*** Material for this task

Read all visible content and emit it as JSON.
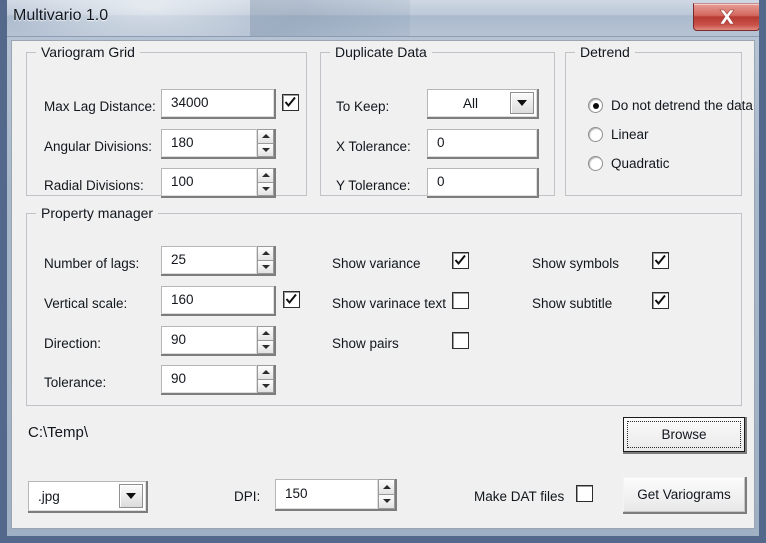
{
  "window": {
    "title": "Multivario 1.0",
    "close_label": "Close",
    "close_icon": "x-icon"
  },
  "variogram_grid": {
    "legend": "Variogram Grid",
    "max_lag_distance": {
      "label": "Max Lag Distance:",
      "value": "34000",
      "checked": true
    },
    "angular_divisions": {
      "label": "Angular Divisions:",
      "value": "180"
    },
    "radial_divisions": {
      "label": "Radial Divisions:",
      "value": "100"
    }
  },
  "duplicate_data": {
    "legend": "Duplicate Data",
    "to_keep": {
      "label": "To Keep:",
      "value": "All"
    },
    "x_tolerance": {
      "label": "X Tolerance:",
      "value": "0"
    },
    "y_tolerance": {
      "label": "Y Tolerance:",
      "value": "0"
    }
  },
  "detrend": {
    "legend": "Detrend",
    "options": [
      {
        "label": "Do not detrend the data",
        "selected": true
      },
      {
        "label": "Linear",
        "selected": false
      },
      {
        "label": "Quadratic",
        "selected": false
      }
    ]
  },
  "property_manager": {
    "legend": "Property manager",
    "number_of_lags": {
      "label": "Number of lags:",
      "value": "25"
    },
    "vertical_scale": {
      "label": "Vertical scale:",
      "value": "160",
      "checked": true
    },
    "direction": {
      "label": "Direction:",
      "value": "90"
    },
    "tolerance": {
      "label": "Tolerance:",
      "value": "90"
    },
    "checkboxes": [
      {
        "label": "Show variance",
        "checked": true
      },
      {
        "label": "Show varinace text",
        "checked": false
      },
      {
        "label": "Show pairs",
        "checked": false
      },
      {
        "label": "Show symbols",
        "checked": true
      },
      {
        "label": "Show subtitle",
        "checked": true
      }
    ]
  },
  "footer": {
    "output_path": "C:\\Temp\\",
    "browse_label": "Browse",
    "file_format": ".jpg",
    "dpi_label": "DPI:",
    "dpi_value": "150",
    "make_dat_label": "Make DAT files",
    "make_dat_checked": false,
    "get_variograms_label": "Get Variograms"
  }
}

******

> What is required
From the listing above, copy every line that includes the word "Show".

> Written solution
        "label": "Show variance",
        "label": "Show varinace text",
        "label": "Show pairs",
        "label": "Show symbols",
        "label": "Show subtitle",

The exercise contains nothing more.